>> begin

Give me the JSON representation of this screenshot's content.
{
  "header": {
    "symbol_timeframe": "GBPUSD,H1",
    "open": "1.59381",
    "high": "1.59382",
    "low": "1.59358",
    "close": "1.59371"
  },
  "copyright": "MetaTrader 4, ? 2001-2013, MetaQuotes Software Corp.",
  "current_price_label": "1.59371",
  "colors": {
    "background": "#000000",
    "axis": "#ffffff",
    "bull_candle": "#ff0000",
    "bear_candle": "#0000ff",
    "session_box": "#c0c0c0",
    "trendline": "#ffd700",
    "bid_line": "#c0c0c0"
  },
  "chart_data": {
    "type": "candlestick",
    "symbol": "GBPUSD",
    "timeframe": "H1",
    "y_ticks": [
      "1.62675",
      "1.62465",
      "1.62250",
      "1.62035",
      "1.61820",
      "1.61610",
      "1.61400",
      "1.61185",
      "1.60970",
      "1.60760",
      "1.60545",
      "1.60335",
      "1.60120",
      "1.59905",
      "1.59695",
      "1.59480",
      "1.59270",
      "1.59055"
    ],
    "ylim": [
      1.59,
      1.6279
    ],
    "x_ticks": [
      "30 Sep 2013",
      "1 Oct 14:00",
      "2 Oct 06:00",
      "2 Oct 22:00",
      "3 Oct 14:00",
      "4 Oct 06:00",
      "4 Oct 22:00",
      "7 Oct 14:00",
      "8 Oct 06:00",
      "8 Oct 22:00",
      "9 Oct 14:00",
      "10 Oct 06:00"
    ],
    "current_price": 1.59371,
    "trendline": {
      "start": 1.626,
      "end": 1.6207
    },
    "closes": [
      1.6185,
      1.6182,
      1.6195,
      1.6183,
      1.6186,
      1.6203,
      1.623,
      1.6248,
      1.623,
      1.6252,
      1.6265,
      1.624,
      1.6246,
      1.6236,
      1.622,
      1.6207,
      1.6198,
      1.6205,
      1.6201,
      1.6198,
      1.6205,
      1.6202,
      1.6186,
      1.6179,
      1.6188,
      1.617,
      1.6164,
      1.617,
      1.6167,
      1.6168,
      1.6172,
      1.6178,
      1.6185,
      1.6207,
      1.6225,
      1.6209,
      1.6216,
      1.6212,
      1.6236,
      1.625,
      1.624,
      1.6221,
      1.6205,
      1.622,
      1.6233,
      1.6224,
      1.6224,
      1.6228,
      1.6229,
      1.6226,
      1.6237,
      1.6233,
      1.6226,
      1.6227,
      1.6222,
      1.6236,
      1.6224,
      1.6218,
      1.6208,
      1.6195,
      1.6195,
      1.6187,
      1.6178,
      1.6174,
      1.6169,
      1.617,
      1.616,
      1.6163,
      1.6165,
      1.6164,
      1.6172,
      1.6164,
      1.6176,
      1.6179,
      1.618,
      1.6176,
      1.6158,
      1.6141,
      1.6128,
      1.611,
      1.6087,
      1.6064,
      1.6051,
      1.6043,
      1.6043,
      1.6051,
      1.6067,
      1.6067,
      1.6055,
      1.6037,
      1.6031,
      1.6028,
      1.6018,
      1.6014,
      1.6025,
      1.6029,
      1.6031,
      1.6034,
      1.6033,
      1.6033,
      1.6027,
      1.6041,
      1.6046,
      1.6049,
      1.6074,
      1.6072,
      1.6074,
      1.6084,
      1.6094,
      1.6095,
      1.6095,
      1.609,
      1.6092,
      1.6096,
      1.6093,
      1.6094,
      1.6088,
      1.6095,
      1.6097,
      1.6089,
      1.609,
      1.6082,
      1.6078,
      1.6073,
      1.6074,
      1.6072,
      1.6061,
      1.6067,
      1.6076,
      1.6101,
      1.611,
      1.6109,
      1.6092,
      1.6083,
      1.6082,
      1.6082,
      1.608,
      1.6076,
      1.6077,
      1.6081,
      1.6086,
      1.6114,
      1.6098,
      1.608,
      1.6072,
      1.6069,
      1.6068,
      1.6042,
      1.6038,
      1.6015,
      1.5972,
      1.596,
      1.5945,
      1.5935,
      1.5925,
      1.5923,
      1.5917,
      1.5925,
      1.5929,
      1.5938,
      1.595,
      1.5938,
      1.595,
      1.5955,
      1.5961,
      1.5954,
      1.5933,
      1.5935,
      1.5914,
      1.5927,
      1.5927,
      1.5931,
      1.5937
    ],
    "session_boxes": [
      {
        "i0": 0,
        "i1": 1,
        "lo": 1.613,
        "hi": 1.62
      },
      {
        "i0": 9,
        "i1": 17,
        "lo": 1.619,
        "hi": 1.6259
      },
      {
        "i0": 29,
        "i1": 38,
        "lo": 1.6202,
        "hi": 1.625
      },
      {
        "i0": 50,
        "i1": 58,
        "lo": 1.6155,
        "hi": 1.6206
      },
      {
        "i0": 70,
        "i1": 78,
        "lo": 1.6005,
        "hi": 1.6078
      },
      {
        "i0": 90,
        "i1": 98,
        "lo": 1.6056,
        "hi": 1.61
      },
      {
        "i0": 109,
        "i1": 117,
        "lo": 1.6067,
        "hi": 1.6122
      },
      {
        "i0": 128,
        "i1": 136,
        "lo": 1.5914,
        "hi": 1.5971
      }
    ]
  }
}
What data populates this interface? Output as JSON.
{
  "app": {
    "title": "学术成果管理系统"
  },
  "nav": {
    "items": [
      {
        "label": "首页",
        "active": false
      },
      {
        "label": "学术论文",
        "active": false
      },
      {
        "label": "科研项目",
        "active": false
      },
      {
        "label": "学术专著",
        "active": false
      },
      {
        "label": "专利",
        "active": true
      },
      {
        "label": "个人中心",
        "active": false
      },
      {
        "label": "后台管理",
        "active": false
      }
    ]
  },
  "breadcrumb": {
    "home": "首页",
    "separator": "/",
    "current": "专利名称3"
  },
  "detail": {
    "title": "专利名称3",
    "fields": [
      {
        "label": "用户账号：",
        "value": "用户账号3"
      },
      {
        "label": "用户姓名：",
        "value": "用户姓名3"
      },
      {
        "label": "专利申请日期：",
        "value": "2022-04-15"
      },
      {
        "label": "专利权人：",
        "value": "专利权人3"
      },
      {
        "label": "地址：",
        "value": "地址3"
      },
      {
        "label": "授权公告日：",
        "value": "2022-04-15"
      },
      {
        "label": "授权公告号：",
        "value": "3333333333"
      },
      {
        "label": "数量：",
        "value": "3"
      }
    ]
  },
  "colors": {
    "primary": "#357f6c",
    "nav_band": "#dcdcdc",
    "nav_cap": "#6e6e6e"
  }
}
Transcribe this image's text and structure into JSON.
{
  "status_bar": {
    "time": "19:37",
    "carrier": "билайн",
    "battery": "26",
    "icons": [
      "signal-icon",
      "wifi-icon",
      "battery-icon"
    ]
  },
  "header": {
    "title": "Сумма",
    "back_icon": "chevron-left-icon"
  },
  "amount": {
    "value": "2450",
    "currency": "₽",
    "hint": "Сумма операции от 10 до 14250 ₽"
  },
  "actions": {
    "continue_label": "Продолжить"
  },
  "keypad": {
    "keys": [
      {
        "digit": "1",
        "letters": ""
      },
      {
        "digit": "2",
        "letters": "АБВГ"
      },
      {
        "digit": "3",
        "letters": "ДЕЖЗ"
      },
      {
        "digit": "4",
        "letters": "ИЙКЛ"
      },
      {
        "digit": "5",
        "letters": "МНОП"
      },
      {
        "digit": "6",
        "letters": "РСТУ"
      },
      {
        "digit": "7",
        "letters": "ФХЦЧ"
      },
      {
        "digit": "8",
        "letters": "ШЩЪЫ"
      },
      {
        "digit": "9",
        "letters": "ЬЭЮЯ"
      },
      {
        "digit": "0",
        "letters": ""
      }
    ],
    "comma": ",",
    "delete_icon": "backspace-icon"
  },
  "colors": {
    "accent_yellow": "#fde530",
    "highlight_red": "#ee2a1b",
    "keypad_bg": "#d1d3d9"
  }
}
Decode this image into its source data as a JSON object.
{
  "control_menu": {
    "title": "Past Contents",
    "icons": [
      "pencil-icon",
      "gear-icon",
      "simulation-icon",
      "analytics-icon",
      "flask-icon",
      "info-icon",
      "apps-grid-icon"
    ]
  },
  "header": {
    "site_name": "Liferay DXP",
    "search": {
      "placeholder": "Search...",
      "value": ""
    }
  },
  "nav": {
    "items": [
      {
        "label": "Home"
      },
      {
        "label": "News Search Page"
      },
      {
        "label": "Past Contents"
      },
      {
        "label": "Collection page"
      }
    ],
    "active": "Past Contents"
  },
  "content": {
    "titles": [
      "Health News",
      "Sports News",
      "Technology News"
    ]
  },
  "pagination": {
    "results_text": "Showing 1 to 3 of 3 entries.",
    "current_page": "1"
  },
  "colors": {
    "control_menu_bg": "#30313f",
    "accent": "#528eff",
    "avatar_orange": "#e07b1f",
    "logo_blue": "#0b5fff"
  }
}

>> end

DESCRIPTION OF THE TASK:
Reply with the number of lines in the material above that contain "Contents", and nothing more.

ANSWER TO THE TASK:
3